3.3 Reference causal orders ¶

\(\preceq_{\mathrm{LR}}\) is constructed from the Lieb–Robinson velocity \(v_{\mathrm{LR}}\) extracted from out-of-time-ordered commutator front-propagation in the same simulation. \(\preceq_{\mathrm{cs}}\), when present, is read directly from the causet adjacency provided by the host package; in Phase 4 the chain is regular and the causet order is trivial, so \(\preceq_{\mathrm{cs}}\) becomes informative only in Phase 5.

4. Methodology ¶

4.1 Numerical pipeline ¶

The simulation is structured as a single C++ pipeline using ITensor v3 for all tensor-network operations; Python serves only as a result viewer. The phases below correspond to the implementation plan accompanying this document — see quantum-plan.md for the current build / acceptance status of each phase.

Phase	Object	Operation	Reference
1	Schwinger MPO	AutoMPO assembly with \(U(1)\) charge conservation	[4]
2	Ground state \(\ket{\Omega}\)	Two-site DMRG sweeps to convergence	[3, 15]
3	Initial quenched state	Local creation of \(q\bar q\) pair at separation \(d\) with Gauss-compatible electric string	[16, 17]
4	Time evolution	Two-site TDVP with adaptive bond dimension; one-site TDVP after saturation	[14]
5	Per-step observables	\(\langle L_n \rangle_t\), \(\langle Z_n \rangle_t\), contiguous-cut Schmidt spectra	[16]
6	Majorization poset	Pairwise test on padded sorted spectra; transitive reduction to Hasse form	[5, 6, 18]
7	Lieb–Robinson order	\(v_{\mathrm{LR}}\) from OTOC front; cone-induced partial order on labels	[7, 8]
8	Causet order (optional)	Inherited from tessera adjacency on a non-regular causet embedding	[9, 10]
9	Comparison	Kendall \(\tau\), discordant-pair fraction, Hasse graph edit distance

4.2 Initial state construction ¶

The \(q\bar q\) creation operator is

(5)¶\[\ket{q\bar q;\, i_0,d} \;=\; \mathcal{N}^{-1}\, \sigma^+_{i_0}\, \Bigl[\textstyle\prod_{n=i_0}^{i_0 + d - 1} U_n\Bigr]\, \sigma^-_{i_0 + d}\, \ket{\Omega},\]

where \(U_n\) is the gauge link in the original lattice formulation and \(\mathcal{N}\) is the norm; in the Gauss-eliminated representation this reduces to the appropriate shift in the cumulative electric-field variables [16]. Skipping the string yields a Gauss-violating state and is a known failure mode.

• **EXTRACTED INFORMATION**:
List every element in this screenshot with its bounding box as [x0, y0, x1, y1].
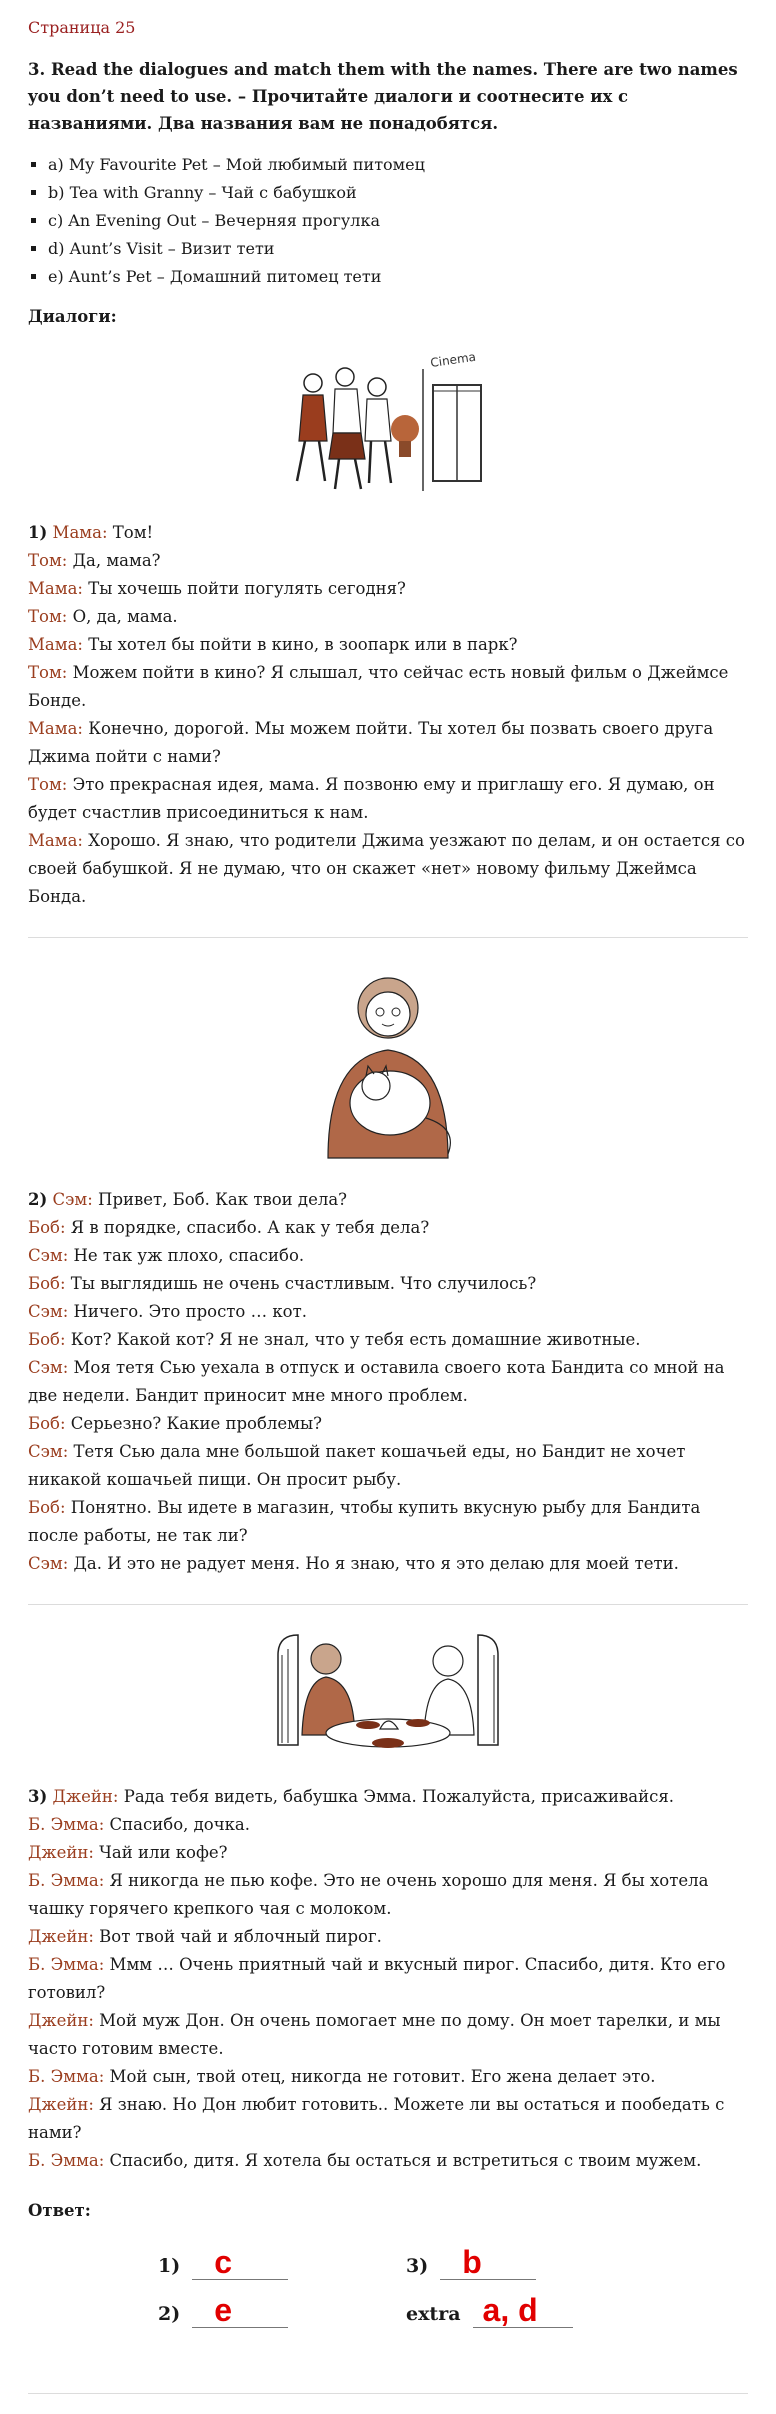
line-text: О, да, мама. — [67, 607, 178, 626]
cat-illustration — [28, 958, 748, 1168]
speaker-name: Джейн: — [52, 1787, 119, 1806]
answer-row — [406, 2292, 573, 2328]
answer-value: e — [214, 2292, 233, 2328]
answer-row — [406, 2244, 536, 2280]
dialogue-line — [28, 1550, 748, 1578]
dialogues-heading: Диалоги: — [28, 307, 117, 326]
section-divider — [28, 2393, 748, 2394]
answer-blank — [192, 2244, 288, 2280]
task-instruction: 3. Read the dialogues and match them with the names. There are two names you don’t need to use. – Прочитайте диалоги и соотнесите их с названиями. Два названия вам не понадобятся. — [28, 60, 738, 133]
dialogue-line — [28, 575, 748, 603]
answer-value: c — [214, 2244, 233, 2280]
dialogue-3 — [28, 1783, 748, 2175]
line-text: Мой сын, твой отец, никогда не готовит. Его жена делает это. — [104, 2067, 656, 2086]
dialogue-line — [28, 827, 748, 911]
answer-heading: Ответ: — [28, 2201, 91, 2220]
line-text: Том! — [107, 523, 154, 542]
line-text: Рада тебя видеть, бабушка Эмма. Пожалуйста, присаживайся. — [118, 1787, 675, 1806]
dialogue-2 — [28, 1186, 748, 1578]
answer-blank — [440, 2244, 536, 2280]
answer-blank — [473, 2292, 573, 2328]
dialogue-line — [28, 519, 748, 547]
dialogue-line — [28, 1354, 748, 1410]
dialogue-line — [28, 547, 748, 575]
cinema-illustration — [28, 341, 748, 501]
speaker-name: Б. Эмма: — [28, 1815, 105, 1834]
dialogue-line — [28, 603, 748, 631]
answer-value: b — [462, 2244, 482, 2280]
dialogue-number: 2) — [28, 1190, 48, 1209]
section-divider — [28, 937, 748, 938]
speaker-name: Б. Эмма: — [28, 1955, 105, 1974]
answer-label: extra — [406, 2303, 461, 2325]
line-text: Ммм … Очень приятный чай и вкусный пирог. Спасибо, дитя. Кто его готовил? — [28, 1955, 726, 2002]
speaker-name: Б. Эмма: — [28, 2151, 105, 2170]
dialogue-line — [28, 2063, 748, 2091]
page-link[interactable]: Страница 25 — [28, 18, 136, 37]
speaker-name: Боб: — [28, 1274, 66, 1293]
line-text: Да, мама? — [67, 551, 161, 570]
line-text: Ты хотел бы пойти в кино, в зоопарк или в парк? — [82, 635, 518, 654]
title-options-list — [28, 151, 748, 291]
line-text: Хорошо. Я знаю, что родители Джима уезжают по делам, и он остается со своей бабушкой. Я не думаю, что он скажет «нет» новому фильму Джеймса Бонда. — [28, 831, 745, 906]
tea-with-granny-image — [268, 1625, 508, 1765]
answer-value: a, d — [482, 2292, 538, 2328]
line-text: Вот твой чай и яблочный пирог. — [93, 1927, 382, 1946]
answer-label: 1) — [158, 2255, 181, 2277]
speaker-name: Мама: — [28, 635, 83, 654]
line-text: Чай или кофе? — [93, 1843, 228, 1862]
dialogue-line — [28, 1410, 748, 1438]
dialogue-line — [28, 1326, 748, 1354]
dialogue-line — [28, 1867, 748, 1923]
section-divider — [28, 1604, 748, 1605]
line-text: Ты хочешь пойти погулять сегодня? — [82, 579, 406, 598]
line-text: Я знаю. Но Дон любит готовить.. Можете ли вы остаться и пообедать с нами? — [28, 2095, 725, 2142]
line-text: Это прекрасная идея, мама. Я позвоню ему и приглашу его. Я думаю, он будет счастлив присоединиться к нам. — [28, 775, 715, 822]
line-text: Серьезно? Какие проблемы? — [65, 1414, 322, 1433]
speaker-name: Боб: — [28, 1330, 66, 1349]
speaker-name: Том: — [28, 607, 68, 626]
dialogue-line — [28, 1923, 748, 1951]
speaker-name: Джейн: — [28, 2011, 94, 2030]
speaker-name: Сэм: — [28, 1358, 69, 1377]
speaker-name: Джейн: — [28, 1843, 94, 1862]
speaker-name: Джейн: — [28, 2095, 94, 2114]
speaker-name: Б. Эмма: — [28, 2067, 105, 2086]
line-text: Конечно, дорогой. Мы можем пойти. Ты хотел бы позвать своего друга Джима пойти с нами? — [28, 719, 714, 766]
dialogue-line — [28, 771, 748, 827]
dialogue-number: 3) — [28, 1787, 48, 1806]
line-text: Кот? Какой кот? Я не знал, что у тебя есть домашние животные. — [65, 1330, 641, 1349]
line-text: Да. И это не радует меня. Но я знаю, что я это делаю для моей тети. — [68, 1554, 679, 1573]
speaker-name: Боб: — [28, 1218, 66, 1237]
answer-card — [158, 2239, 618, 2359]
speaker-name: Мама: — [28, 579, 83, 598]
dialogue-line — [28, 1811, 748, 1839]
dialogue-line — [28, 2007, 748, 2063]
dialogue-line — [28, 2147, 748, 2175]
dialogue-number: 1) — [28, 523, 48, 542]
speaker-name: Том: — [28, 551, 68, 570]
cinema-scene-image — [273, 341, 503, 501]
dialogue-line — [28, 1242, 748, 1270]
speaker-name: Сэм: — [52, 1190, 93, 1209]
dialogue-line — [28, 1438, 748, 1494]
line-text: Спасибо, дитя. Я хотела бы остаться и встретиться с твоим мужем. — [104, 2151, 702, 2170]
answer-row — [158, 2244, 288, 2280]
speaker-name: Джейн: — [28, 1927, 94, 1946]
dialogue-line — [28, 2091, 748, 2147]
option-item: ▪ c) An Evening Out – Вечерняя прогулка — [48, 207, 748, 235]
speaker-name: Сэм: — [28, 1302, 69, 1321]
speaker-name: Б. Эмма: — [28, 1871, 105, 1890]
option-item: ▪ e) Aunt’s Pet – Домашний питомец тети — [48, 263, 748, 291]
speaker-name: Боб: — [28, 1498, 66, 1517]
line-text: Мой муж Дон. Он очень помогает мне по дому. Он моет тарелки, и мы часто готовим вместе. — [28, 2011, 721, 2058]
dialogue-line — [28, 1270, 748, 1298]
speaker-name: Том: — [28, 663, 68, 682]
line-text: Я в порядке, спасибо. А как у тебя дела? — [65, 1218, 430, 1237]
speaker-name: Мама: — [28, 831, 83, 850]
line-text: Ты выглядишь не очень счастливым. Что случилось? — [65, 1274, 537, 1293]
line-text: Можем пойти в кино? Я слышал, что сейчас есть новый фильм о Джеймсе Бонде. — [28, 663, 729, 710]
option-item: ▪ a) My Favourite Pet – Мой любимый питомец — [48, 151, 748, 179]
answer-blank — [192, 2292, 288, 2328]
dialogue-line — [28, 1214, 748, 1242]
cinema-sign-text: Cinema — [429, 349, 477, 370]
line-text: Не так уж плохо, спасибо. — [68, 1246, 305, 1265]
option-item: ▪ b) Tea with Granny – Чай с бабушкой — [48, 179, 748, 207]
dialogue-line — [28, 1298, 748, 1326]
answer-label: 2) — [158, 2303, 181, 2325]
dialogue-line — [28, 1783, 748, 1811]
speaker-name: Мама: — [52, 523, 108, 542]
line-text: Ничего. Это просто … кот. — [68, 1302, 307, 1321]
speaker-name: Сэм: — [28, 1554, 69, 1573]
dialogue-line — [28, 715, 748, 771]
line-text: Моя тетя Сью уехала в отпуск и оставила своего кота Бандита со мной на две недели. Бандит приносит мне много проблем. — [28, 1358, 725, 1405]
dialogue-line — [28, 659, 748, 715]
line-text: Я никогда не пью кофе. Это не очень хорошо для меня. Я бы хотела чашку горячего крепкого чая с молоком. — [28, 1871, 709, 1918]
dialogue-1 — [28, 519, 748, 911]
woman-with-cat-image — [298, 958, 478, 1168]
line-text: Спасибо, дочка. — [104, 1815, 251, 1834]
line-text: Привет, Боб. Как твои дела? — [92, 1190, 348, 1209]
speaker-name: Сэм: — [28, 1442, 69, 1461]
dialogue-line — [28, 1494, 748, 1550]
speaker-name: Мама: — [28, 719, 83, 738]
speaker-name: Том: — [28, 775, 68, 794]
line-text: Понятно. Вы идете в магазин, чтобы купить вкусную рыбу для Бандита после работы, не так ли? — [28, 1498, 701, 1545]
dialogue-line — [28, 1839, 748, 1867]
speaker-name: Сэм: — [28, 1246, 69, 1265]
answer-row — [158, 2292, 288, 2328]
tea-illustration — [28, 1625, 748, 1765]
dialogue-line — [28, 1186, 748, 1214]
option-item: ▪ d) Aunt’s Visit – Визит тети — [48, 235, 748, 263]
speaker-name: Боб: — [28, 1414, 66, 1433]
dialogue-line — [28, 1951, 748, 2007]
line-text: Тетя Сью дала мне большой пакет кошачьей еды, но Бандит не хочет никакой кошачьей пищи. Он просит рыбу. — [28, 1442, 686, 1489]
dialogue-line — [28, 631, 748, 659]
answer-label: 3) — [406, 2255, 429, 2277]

• **REQUIRED ACTIONS**:
1. For each statement below, say whether it agrees with the simulation-methods text, answering yes or no and quoting the words of the text that settle it.
(a) Python carries out the tensor-network operations.
(b) In Phase 4 the causet order is trivial.
(c) Leaving out the string produces a state that violates Gauss's law.
2. Proceed with the simulation-methods text, picking up right after its final sentence.
The entries play no part in what follows and can be set aside.

• **TASK-BY-TASK OUTPUTS**:
1.
(a) No: "Python serves only as a result viewer."
(b) Yes: "in Phase 4 the chain is regular and the causet order is trivial"
(c) Yes: "Skipping the string yields a Gauss-violating state"

2.
4.3 Acceptance and validation ¶

Two external benchmarks gate the analysis:

Spectral benchmark. Ground-state energy per site for \(N=20\), \(m/g \in \{0,\, 0.125,\, 0.25\}\) must agree with [4] to within \(10^{-3}\).
String benchmark. In the heavy-quark regime \(m/g \gg 1\) at \(d=4\), \(\langle L_n \rangle_t\) should exhibit a flat plateau of value \(\pm 1\) between \(i_0\) and \(i_0 + d\) at intermediate times, consistent with [16]. Energy conservation must hold to relative tolerance \(10^{-3}\) over the full evolution.

Failure of either benchmark invalidates the upstream construction and must be addressed before any conclusion is drawn from the poset comparison.

4.4 Comparison statistics ¶

For each pair of labels \(((A,s),(B,t))\), the three orders return a value in \(\{\prec,\, \succ,\, =,\, \mathrm{incomparable}\}\). We report:

Kendall \(\tau\) between the linear extensions of each pair of orders (per time slice and pooled);
Discordant fraction — pairs comparable in one order and not the other, or oppositely ordered;
Hasse graph edit distance between the transitive reductions, normalized by edge count.

Statistical uncertainty is estimated by bootstrap over Trotter step sequences and over initial \(i_0\) within a translation-invariant subregion.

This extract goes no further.